## GIVEN EXERCISE
Reproduce every record exactly as it appears, but not the pictures.

## Dataset excerpts
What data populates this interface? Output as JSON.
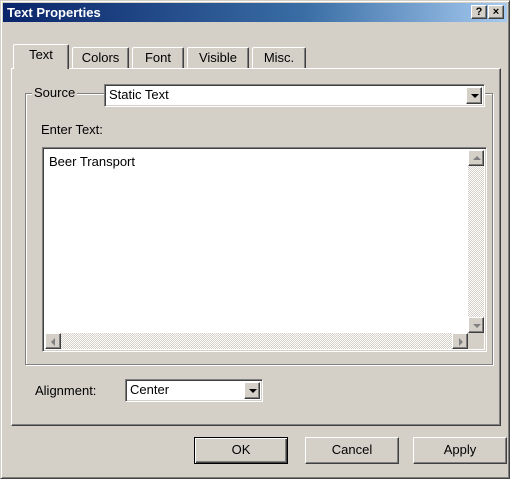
{
  "window": {
    "title": "Text Properties",
    "help_label": "?",
    "close_label": "×"
  },
  "tabs": [
    {
      "label": "Text",
      "active": true
    },
    {
      "label": "Colors",
      "active": false
    },
    {
      "label": "Font",
      "active": false
    },
    {
      "label": "Visible",
      "active": false
    },
    {
      "label": "Misc.",
      "active": false
    }
  ],
  "source": {
    "group_label": "Source",
    "selected": "Static Text"
  },
  "enter_text": {
    "label": "Enter Text:",
    "value": "Beer Transport"
  },
  "alignment": {
    "label": "Alignment:",
    "selected": "Center"
  },
  "buttons": {
    "ok": "OK",
    "cancel": "Cancel",
    "apply": "Apply"
  },
  "colors": {
    "face": "#d4d0c8",
    "title_start": "#0a246a",
    "title_end": "#a6caf0"
  },
  "icons": {
    "dropdown": "chevron-down-icon",
    "scroll_up": "arrow-up-icon",
    "scroll_down": "arrow-down-icon",
    "scroll_left": "arrow-left-icon",
    "scroll_right": "arrow-right-icon"
  }
}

## EXERCISE OUTPUT
What data populates this interface? Output as JSON.
{
  "window": {
    "title": "Text Properties",
    "help_label": "?",
    "close_label": "×"
  },
  "tabs": [
    {
      "label": "Text",
      "active": true
    },
    {
      "label": "Colors",
      "active": false
    },
    {
      "label": "Font",
      "active": false
    },
    {
      "label": "Visible",
      "active": false
    },
    {
      "label": "Misc.",
      "active": false
    }
  ],
  "source": {
    "group_label": "Source",
    "selected": "Static Text"
  },
  "enter_text": {
    "label": "Enter Text:",
    "value": "Beer Transport"
  },
  "alignment": {
    "label": "Alignment:",
    "selected": "Center"
  },
  "buttons": {
    "ok": "OK",
    "cancel": "Cancel",
    "apply": "Apply"
  },
  "colors": {
    "face": "#d4d0c8",
    "title_start": "#0a246a",
    "title_end": "#a6caf0"
  },
  "icons": {
    "dropdown": "chevron-down-icon",
    "scroll_up": "arrow-up-icon",
    "scroll_down": "arrow-down-icon",
    "scroll_left": "arrow-left-icon",
    "scroll_right": "arrow-right-icon"
  }
}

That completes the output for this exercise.